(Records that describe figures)
----------
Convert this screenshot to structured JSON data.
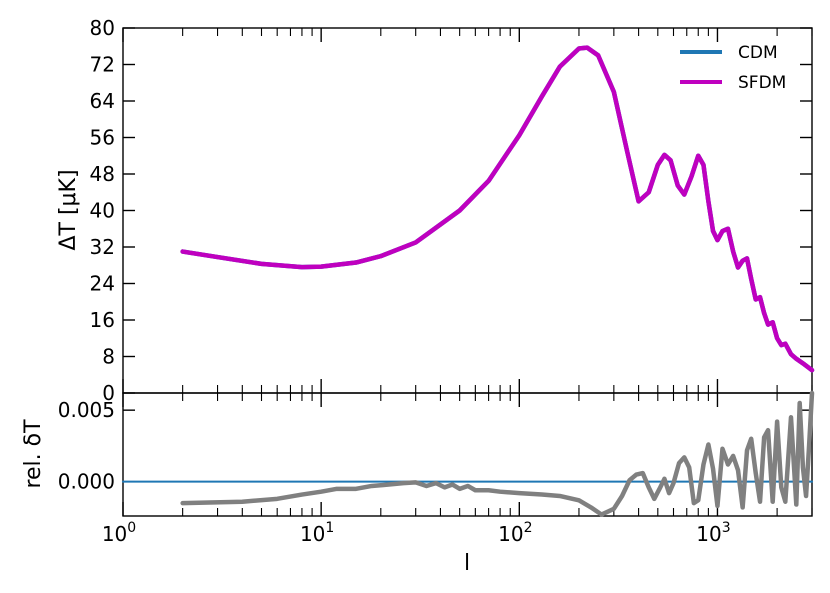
{
  "chart_data": [
    {
      "type": "line",
      "panel": "main",
      "title": "",
      "xlabel": "",
      "ylabel": "ΔT [μK]",
      "xscale": "log",
      "xlim": [
        1,
        3000
      ],
      "ylim": [
        0,
        80
      ],
      "yticks": [
        "0",
        "8",
        "16",
        "24",
        "32",
        "40",
        "48",
        "56",
        "64",
        "72",
        "80"
      ],
      "legend": {
        "placement": "top-right",
        "entries": [
          "CDM",
          "SFDM"
        ]
      },
      "grid": false,
      "series": [
        {
          "name": "CDM",
          "color": "#1f77b4",
          "x": [
            2,
            3,
            5,
            8,
            10,
            15,
            20,
            30,
            50,
            70,
            100,
            130,
            160,
            200,
            220,
            250,
            300,
            350,
            400,
            450,
            500,
            540,
            580,
            630,
            680,
            740,
            800,
            850,
            900,
            950,
            1000,
            1060,
            1130,
            1200,
            1270,
            1340,
            1410,
            1480,
            1560,
            1640,
            1720,
            1800,
            1900,
            2000,
            2100,
            2200,
            2350,
            2500,
            2700,
            3000
          ],
          "y": [
            31,
            29.8,
            28.3,
            27.6,
            27.7,
            28.6,
            30.0,
            33.0,
            40.0,
            46.5,
            56.5,
            65.0,
            71.5,
            75.5,
            75.7,
            74.0,
            66.0,
            53.0,
            42.0,
            44.0,
            50.0,
            52.2,
            51.0,
            45.5,
            43.5,
            47.5,
            52.0,
            50.0,
            42.0,
            35.5,
            33.5,
            35.5,
            36.0,
            31.0,
            27.5,
            29.0,
            29.5,
            25.0,
            20.5,
            21.0,
            17.5,
            15.0,
            15.5,
            12.0,
            10.5,
            10.8,
            8.5,
            7.5,
            6.5,
            5.0
          ]
        },
        {
          "name": "SFDM",
          "color": "#bf00bf",
          "x": [
            2,
            3,
            5,
            8,
            10,
            15,
            20,
            30,
            50,
            70,
            100,
            130,
            160,
            200,
            220,
            250,
            300,
            350,
            400,
            450,
            500,
            540,
            580,
            630,
            680,
            740,
            800,
            850,
            900,
            950,
            1000,
            1060,
            1130,
            1200,
            1270,
            1340,
            1410,
            1480,
            1560,
            1640,
            1720,
            1800,
            1900,
            2000,
            2100,
            2200,
            2350,
            2500,
            2700,
            3000
          ],
          "y": [
            31,
            29.8,
            28.3,
            27.6,
            27.7,
            28.6,
            30.0,
            33.0,
            40.0,
            46.5,
            56.5,
            65.0,
            71.5,
            75.5,
            75.7,
            74.0,
            66.0,
            53.0,
            42.0,
            44.0,
            50.0,
            52.2,
            51.0,
            45.5,
            43.5,
            47.5,
            52.0,
            50.0,
            42.0,
            35.5,
            33.5,
            35.5,
            36.0,
            31.0,
            27.5,
            29.0,
            29.5,
            25.0,
            20.5,
            21.0,
            17.5,
            15.0,
            15.5,
            12.0,
            10.5,
            10.8,
            8.5,
            7.5,
            6.5,
            5.0
          ]
        }
      ]
    },
    {
      "type": "line",
      "panel": "residual",
      "title": "",
      "xlabel": "l",
      "ylabel": "rel. δT",
      "xscale": "log",
      "xlim": [
        1,
        3000
      ],
      "ylim": [
        -0.0024,
        0.0062
      ],
      "yticks": [
        "0.000",
        "0.005"
      ],
      "xticks": [
        "10^0",
        "10^1",
        "10^2",
        "10^3"
      ],
      "grid": false,
      "series": [
        {
          "name": "CDM",
          "color": "#1f77b4",
          "x": [
            1,
            3000
          ],
          "y": [
            0,
            0
          ]
        },
        {
          "name": "SFDM",
          "color": "#808080",
          "x": [
            2,
            4,
            6,
            8,
            10,
            12,
            15,
            18,
            22,
            26,
            30,
            34,
            38,
            42,
            46,
            50,
            55,
            60,
            70,
            80,
            100,
            130,
            160,
            200,
            230,
            260,
            300,
            330,
            360,
            390,
            420,
            450,
            480,
            510,
            540,
            570,
            600,
            640,
            680,
            720,
            760,
            800,
            850,
            900,
            950,
            1000,
            1060,
            1130,
            1200,
            1270,
            1340,
            1410,
            1480,
            1560,
            1640,
            1720,
            1800,
            1900,
            2000,
            2100,
            2200,
            2350,
            2500,
            2600,
            2700,
            2800,
            2900,
            3000
          ],
          "y": [
            -0.0015,
            -0.0014,
            -0.0012,
            -0.0009,
            -0.0007,
            -0.0005,
            -0.0005,
            -0.0003,
            -0.0002,
            -0.0001,
            -5e-05,
            -0.0003,
            -0.0001,
            -0.0004,
            -0.0002,
            -0.0005,
            -0.0003,
            -0.0006,
            -0.0006,
            -0.0007,
            -0.0008,
            -0.0009,
            -0.001,
            -0.0013,
            -0.0018,
            -0.0023,
            -0.0019,
            -0.001,
            0.0001,
            0.0005,
            0.0006,
            -0.0004,
            -0.0012,
            -0.0005,
            0.0002,
            -0.0008,
            -0.0001,
            0.0013,
            0.0017,
            0.001,
            -0.0015,
            -0.0013,
            0.0012,
            0.0026,
            0.0009,
            -0.0017,
            0.0023,
            0.0012,
            0.0018,
            0.0008,
            -0.0018,
            0.0022,
            0.003,
            0.0006,
            -0.0014,
            0.0031,
            0.0036,
            -0.0014,
            0.0042,
            -0.0004,
            -0.0014,
            0.0045,
            -0.0016,
            0.0055,
            0.001,
            -0.001,
            0.0025,
            0.0062
          ]
        }
      ]
    }
  ]
}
----------
Your copy should match the records word for word, with the pictures removed.

Convert this screenshot to structured JSON data.
{
  "chart_data": [
    {
      "type": "line",
      "panel": "main",
      "title": "",
      "xlabel": "",
      "ylabel": "ΔT [μK]",
      "xscale": "log",
      "xlim": [
        1,
        3000
      ],
      "ylim": [
        0,
        80
      ],
      "yticks": [
        "0",
        "8",
        "16",
        "24",
        "32",
        "40",
        "48",
        "56",
        "64",
        "72",
        "80"
      ],
      "legend": {
        "placement": "top-right",
        "entries": [
          "CDM",
          "SFDM"
        ]
      },
      "grid": false,
      "series": [
        {
          "name": "CDM",
          "color": "#1f77b4",
          "x": [
            2,
            3,
            5,
            8,
            10,
            15,
            20,
            30,
            50,
            70,
            100,
            130,
            160,
            200,
            220,
            250,
            300,
            350,
            400,
            450,
            500,
            540,
            580,
            630,
            680,
            740,
            800,
            850,
            900,
            950,
            1000,
            1060,
            1130,
            1200,
            1270,
            1340,
            1410,
            1480,
            1560,
            1640,
            1720,
            1800,
            1900,
            2000,
            2100,
            2200,
            2350,
            2500,
            2700,
            3000
          ],
          "y": [
            31,
            29.8,
            28.3,
            27.6,
            27.7,
            28.6,
            30.0,
            33.0,
            40.0,
            46.5,
            56.5,
            65.0,
            71.5,
            75.5,
            75.7,
            74.0,
            66.0,
            53.0,
            42.0,
            44.0,
            50.0,
            52.2,
            51.0,
            45.5,
            43.5,
            47.5,
            52.0,
            50.0,
            42.0,
            35.5,
            33.5,
            35.5,
            36.0,
            31.0,
            27.5,
            29.0,
            29.5,
            25.0,
            20.5,
            21.0,
            17.5,
            15.0,
            15.5,
            12.0,
            10.5,
            10.8,
            8.5,
            7.5,
            6.5,
            5.0
          ]
        },
        {
          "name": "SFDM",
          "color": "#bf00bf",
          "x": [
            2,
            3,
            5,
            8,
            10,
            15,
            20,
            30,
            50,
            70,
            100,
            130,
            160,
            200,
            220,
            250,
            300,
            350,
            400,
            450,
            500,
            540,
            580,
            630,
            680,
            740,
            800,
            850,
            900,
            950,
            1000,
            1060,
            1130,
            1200,
            1270,
            1340,
            1410,
            1480,
            1560,
            1640,
            1720,
            1800,
            1900,
            2000,
            2100,
            2200,
            2350,
            2500,
            2700,
            3000
          ],
          "y": [
            31,
            29.8,
            28.3,
            27.6,
            27.7,
            28.6,
            30.0,
            33.0,
            40.0,
            46.5,
            56.5,
            65.0,
            71.5,
            75.5,
            75.7,
            74.0,
            66.0,
            53.0,
            42.0,
            44.0,
            50.0,
            52.2,
            51.0,
            45.5,
            43.5,
            47.5,
            52.0,
            50.0,
            42.0,
            35.5,
            33.5,
            35.5,
            36.0,
            31.0,
            27.5,
            29.0,
            29.5,
            25.0,
            20.5,
            21.0,
            17.5,
            15.0,
            15.5,
            12.0,
            10.5,
            10.8,
            8.5,
            7.5,
            6.5,
            5.0
          ]
        }
      ]
    },
    {
      "type": "line",
      "panel": "residual",
      "title": "",
      "xlabel": "l",
      "ylabel": "rel. δT",
      "xscale": "log",
      "xlim": [
        1,
        3000
      ],
      "ylim": [
        -0.0024,
        0.0062
      ],
      "yticks": [
        "0.000",
        "0.005"
      ],
      "xticks": [
        "10^0",
        "10^1",
        "10^2",
        "10^3"
      ],
      "grid": false,
      "series": [
        {
          "name": "CDM",
          "color": "#1f77b4",
          "x": [
            1,
            3000
          ],
          "y": [
            0,
            0
          ]
        },
        {
          "name": "SFDM",
          "color": "#808080",
          "x": [
            2,
            4,
            6,
            8,
            10,
            12,
            15,
            18,
            22,
            26,
            30,
            34,
            38,
            42,
            46,
            50,
            55,
            60,
            70,
            80,
            100,
            130,
            160,
            200,
            230,
            260,
            300,
            330,
            360,
            390,
            420,
            450,
            480,
            510,
            540,
            570,
            600,
            640,
            680,
            720,
            760,
            800,
            850,
            900,
            950,
            1000,
            1060,
            1130,
            1200,
            1270,
            1340,
            1410,
            1480,
            1560,
            1640,
            1720,
            1800,
            1900,
            2000,
            2100,
            2200,
            2350,
            2500,
            2600,
            2700,
            2800,
            2900,
            3000
          ],
          "y": [
            -0.0015,
            -0.0014,
            -0.0012,
            -0.0009,
            -0.0007,
            -0.0005,
            -0.0005,
            -0.0003,
            -0.0002,
            -0.0001,
            -5e-05,
            -0.0003,
            -0.0001,
            -0.0004,
            -0.0002,
            -0.0005,
            -0.0003,
            -0.0006,
            -0.0006,
            -0.0007,
            -0.0008,
            -0.0009,
            -0.001,
            -0.0013,
            -0.0018,
            -0.0023,
            -0.0019,
            -0.001,
            0.0001,
            0.0005,
            0.0006,
            -0.0004,
            -0.0012,
            -0.0005,
            0.0002,
            -0.0008,
            -0.0001,
            0.0013,
            0.0017,
            0.001,
            -0.0015,
            -0.0013,
            0.0012,
            0.0026,
            0.0009,
            -0.0017,
            0.0023,
            0.0012,
            0.0018,
            0.0008,
            -0.0018,
            0.0022,
            0.003,
            0.0006,
            -0.0014,
            0.0031,
            0.0036,
            -0.0014,
            0.0042,
            -0.0004,
            -0.0014,
            0.0045,
            -0.0016,
            0.0055,
            0.001,
            -0.001,
            0.0025,
            0.0062
          ]
        }
      ]
    }
  ]
}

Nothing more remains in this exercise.